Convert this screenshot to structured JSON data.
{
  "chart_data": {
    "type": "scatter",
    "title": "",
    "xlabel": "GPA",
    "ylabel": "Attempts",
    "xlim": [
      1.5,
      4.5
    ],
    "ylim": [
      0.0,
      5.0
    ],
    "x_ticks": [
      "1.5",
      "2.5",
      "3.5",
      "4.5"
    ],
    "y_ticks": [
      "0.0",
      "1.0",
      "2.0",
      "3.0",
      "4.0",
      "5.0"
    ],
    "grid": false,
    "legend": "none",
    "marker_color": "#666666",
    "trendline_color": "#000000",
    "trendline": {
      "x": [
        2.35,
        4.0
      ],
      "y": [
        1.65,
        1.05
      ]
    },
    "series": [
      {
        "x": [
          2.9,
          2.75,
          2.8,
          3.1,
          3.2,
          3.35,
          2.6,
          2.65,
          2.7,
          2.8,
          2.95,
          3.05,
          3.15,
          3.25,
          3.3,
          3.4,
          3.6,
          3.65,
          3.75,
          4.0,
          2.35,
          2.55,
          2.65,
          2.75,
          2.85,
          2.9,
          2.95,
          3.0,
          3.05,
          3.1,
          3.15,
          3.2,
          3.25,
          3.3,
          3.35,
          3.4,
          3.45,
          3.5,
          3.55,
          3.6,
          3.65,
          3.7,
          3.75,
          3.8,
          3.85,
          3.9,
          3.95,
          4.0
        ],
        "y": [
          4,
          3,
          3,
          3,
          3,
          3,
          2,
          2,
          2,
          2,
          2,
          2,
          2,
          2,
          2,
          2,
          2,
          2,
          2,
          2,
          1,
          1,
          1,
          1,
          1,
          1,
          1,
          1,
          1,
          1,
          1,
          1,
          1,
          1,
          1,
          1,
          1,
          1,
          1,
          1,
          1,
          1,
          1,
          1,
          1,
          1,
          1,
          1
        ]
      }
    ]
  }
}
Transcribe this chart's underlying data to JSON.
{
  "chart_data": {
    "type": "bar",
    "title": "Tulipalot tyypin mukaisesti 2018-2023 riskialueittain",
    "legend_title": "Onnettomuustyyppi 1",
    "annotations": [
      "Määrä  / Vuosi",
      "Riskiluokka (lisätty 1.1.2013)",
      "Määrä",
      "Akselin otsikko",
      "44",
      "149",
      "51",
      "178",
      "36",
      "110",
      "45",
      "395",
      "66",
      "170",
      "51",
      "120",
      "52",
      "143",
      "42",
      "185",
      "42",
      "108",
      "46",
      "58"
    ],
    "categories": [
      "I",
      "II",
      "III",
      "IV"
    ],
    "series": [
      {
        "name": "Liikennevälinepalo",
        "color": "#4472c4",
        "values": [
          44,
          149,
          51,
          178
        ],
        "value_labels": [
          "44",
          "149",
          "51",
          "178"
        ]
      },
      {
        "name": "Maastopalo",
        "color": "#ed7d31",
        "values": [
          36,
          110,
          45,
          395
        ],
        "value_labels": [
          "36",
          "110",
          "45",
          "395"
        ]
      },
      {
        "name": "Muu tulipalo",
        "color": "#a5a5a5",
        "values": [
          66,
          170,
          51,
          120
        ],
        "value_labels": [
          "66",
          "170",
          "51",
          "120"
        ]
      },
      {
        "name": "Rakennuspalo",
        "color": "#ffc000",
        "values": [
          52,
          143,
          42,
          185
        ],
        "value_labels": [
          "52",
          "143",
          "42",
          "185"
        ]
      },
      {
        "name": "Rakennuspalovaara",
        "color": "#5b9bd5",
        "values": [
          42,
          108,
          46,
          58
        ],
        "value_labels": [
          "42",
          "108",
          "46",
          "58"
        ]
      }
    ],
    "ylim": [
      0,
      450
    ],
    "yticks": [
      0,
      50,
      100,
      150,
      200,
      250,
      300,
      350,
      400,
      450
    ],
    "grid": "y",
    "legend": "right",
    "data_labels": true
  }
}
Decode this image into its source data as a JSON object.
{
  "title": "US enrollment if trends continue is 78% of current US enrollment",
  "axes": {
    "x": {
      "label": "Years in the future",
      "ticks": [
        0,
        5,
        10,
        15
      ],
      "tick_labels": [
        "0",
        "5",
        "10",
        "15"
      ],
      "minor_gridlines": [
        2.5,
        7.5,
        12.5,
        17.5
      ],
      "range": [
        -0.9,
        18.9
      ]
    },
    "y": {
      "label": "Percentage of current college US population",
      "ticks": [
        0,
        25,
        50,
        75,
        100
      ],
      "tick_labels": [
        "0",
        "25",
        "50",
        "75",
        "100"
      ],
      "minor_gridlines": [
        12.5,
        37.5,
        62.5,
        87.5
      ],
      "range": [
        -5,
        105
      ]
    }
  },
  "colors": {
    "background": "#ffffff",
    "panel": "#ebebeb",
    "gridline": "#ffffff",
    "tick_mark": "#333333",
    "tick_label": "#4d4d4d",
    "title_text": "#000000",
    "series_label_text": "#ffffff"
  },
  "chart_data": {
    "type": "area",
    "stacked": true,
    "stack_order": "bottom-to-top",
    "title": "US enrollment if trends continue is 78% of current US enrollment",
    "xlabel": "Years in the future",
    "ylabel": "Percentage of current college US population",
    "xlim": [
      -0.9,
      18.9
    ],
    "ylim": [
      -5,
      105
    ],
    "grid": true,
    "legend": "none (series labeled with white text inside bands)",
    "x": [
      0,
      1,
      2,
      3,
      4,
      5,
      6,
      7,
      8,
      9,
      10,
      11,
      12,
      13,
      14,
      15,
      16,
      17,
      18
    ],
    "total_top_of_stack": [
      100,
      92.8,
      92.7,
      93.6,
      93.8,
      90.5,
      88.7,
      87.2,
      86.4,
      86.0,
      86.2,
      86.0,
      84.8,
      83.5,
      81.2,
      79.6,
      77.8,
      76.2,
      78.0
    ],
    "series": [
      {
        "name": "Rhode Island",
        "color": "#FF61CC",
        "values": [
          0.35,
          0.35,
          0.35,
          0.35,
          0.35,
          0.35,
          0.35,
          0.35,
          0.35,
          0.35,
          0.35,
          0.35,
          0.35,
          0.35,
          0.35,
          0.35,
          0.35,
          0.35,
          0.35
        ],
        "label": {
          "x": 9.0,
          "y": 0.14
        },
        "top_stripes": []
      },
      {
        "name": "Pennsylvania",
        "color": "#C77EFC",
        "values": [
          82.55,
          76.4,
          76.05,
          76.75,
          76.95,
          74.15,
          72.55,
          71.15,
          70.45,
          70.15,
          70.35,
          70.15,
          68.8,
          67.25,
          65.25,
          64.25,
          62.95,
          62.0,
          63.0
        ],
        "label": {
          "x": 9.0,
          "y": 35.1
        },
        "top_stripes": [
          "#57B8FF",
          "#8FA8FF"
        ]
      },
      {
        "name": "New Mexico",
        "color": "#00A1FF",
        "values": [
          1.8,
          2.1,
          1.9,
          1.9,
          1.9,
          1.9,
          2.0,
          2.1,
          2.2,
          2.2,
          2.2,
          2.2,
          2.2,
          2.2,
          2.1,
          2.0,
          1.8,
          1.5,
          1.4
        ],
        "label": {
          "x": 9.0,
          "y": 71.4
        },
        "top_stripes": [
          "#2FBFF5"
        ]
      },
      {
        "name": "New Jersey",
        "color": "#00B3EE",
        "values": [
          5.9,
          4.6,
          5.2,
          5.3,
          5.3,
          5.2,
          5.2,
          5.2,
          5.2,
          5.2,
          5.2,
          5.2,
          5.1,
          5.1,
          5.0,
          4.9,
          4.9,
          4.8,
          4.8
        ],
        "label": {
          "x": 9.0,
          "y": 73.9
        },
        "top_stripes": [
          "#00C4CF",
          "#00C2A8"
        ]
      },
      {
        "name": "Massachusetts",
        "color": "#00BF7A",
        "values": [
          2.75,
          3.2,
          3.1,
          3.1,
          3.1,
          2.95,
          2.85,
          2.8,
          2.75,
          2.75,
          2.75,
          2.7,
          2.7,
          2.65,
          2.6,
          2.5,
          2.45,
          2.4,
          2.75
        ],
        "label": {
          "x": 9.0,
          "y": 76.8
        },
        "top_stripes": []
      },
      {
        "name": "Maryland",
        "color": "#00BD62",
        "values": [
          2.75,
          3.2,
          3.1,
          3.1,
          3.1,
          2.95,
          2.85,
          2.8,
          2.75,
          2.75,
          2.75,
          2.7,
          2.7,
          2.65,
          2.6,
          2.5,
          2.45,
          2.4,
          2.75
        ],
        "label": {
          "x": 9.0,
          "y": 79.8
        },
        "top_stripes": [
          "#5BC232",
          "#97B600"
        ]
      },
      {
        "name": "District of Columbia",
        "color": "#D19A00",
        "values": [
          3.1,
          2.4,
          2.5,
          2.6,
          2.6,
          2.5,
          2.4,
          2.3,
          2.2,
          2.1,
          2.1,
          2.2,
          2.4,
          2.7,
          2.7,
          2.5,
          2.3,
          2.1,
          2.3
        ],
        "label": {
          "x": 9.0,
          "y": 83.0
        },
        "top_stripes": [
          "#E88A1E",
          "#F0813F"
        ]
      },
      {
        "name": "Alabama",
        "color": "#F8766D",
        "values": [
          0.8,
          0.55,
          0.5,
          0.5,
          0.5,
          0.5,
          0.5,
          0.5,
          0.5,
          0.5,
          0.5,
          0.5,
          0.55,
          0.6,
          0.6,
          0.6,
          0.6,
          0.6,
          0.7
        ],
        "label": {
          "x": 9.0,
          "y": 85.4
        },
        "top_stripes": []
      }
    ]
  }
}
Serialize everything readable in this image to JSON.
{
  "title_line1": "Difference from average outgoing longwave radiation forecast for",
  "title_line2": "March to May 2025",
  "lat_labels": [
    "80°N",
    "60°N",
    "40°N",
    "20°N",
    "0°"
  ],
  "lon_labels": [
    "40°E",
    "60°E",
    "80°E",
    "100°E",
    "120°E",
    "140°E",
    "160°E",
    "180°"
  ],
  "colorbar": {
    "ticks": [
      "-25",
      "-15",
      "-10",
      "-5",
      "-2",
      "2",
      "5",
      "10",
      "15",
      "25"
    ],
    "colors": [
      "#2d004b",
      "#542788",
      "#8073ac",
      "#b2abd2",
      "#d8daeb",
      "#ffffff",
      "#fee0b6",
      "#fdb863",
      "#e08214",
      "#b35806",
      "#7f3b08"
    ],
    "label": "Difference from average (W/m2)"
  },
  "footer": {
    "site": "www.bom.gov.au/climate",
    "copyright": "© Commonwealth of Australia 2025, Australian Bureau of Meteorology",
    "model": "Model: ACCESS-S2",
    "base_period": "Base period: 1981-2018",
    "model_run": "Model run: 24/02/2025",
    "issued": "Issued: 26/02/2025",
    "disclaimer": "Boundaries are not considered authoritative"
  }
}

**********

» To do: Go through the listing above line by line and say how many lines hold the word "true". Reply with that number only.

» Answer to the task: 3